Stated exercise |
Where does the string "from" appear in the records? Copy every line that contains it.

Provided data |
* Begin *

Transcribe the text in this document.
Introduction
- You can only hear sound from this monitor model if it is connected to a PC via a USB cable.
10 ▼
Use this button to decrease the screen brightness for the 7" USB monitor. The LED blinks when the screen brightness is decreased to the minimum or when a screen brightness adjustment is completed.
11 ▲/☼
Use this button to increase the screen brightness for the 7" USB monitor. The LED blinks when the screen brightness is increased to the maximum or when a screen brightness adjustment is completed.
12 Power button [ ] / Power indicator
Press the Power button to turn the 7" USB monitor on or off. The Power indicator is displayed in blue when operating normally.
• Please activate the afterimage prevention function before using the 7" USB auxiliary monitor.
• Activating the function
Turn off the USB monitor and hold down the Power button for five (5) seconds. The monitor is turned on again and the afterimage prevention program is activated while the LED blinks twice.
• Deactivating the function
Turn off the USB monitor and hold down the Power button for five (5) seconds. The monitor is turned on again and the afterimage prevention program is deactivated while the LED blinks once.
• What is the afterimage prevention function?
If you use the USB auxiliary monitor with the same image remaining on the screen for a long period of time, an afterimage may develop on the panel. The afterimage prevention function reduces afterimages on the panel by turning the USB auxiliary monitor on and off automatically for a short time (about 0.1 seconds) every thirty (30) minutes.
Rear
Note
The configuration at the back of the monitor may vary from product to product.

* End *

Solution for this task |
- You can only hear sound from this monitor model if it is connected to a PC via a USB cable.
The configuration at the back of the monitor may vary from product to product.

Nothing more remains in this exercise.